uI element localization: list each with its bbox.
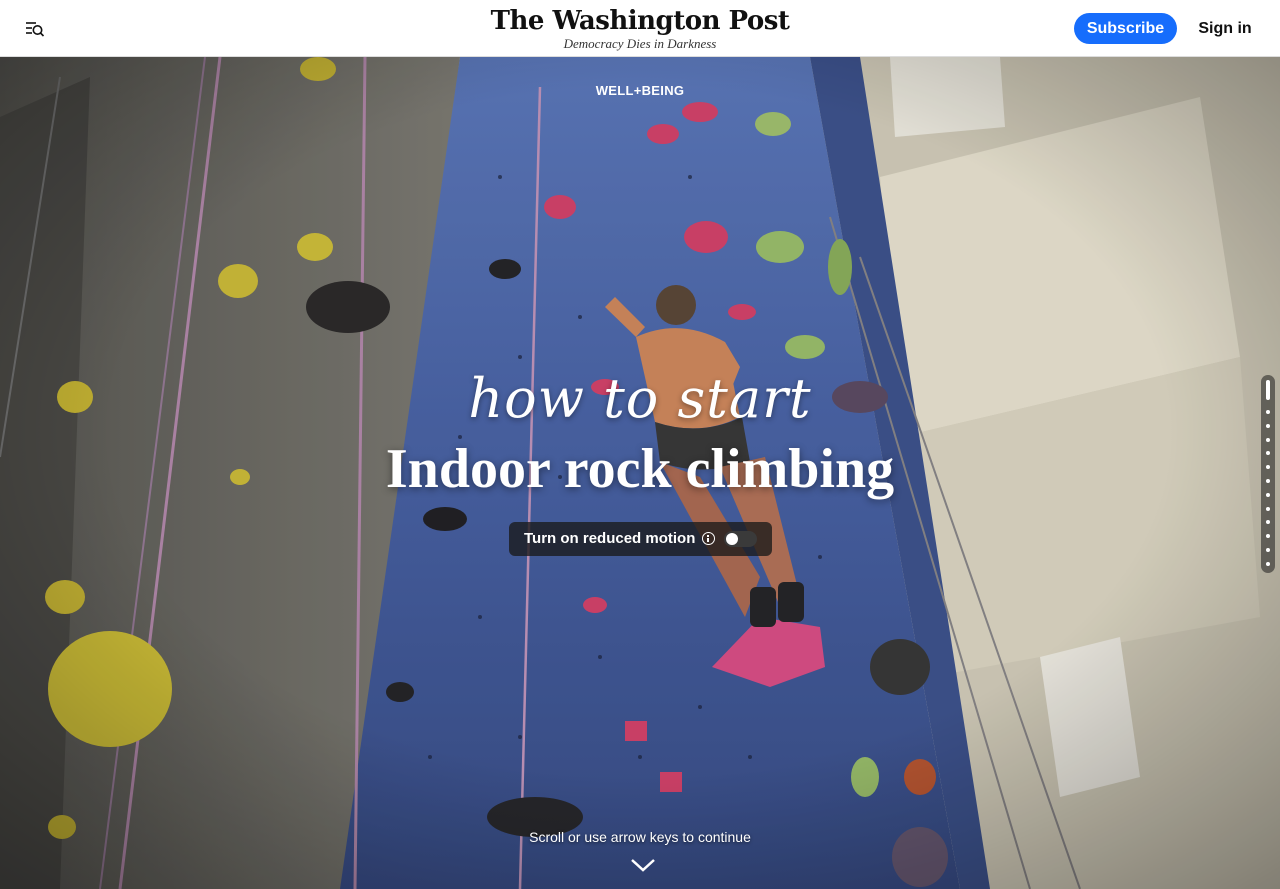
progress-dot[interactable] bbox=[1266, 451, 1270, 456]
progress-dot[interactable] bbox=[1266, 506, 1270, 511]
progress-current-section[interactable] bbox=[1266, 380, 1270, 400]
reduced-motion-label: Turn on reduced motion bbox=[524, 530, 696, 547]
progress-dot[interactable] bbox=[1266, 534, 1270, 539]
hero-section: WELL+BEING how to start Indoor rock clim… bbox=[0, 57, 1280, 889]
progress-dot[interactable] bbox=[1266, 548, 1270, 552]
scroll-hint: Scroll or use arrow keys to continue bbox=[529, 829, 751, 845]
progress-dot[interactable] bbox=[1266, 479, 1270, 483]
toggle-switch[interactable] bbox=[724, 531, 757, 547]
page-title: Indoor rock climbing bbox=[385, 438, 895, 500]
section-progress-indicator bbox=[1261, 375, 1275, 573]
progress-dot[interactable] bbox=[1266, 410, 1270, 414]
progress-dot[interactable] bbox=[1266, 437, 1270, 442]
subscribe-button[interactable]: Subscribe bbox=[1074, 13, 1177, 44]
chevron-down-icon[interactable] bbox=[630, 857, 656, 873]
script-title: how to start bbox=[468, 367, 812, 430]
section-label[interactable]: WELL+BEING bbox=[0, 83, 1280, 98]
reduced-motion-toggle[interactable]: Turn on reduced motion bbox=[509, 522, 772, 556]
progress-dot[interactable] bbox=[1266, 520, 1270, 525]
site-header: The Washington Post Democracy Dies in Da… bbox=[0, 0, 1280, 57]
progress-dot[interactable] bbox=[1266, 423, 1270, 428]
sign-in-link[interactable]: Sign in bbox=[1190, 13, 1260, 44]
progress-dot[interactable] bbox=[1266, 561, 1270, 566]
toggle-knob bbox=[726, 533, 738, 545]
info-icon[interactable] bbox=[702, 532, 715, 545]
progress-dot[interactable] bbox=[1266, 465, 1270, 470]
progress-dot[interactable] bbox=[1266, 492, 1270, 497]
----
Task objective: Put every line of the material above into a JSON list of strings, one string per line, with blank lines and the picture left out.

Result:
[
  "uI element localization: list each with its bbox.",
  "progress-dot[interactable] bbox=[1266, 451, 1270, 456]",
  "progress-dot[interactable] bbox=[1266, 506, 1270, 511]",
  "progress-current-section[interactable] bbox=[1266, 380, 1270, 400]",
  "reduced-motion-label: Turn on reduced motion bbox=[524, 530, 696, 547]",
  "progress-dot[interactable] bbox=[1266, 534, 1270, 539]",
  "hero-section: WELL+BEING how to start Indoor rock clim… bbox=[0, 57, 1280, 889]",
  "progress-dot[interactable] bbox=[1266, 548, 1270, 552]",
  "scroll-hint: Scroll or use arrow keys to continue bbox=[529, 829, 751, 845]",
  "progress-dot[interactable] bbox=[1266, 479, 1270, 483]",
  "toggle-switch[interactable] bbox=[724, 531, 757, 547]",
  "page-title: Indoor rock climbing bbox=[385, 438, 895, 500]",
  "section-progress-indicator bbox=[1261, 375, 1275, 573]",
  "progress-dot[interactable] bbox=[1266, 410, 1270, 414]",
  "progress-dot[interactable] bbox=[1266, 437, 1270, 442]",
  "subscribe-button[interactable]: Subscribe bbox=[1074, 13, 1177, 44]",
  "chevron-down-icon[interactable] bbox=[630, 857, 656, 873]",
  "script-title: how to start bbox=[468, 367, 812, 430]",
  "section-label[interactable]: WELL+BEING bbox=[0, 83, 1280, 98]",
  "reduced-motion-toggle[interactable]: Turn on reduced motion bbox=[509, 522, 772, 556]",
  "progress-dot[interactable] bbox=[1266, 520, 1270, 525]",
  "site-header: The Washington Post Democracy Dies in Da… bbox=[0, 0, 1280, 57]",
  "progress-dot[interactable] bbox=[1266, 423, 1270, 428]",
  "sign-in-link[interactable]: Sign in bbox=[1190, 13, 1260, 44]",
  "progress-dot[interactable] bbox=[1266, 561, 1270, 566]",
  "toggle-knob bbox=[726, 533, 738, 545]",
  "info-icon[interactable] bbox=[702, 532, 715, 545]",
  "progress-dot[interactable] bbox=[1266, 465, 1270, 470]",
  "progress-dot[interactable] bbox=[1266, 492, 1270, 497]"
]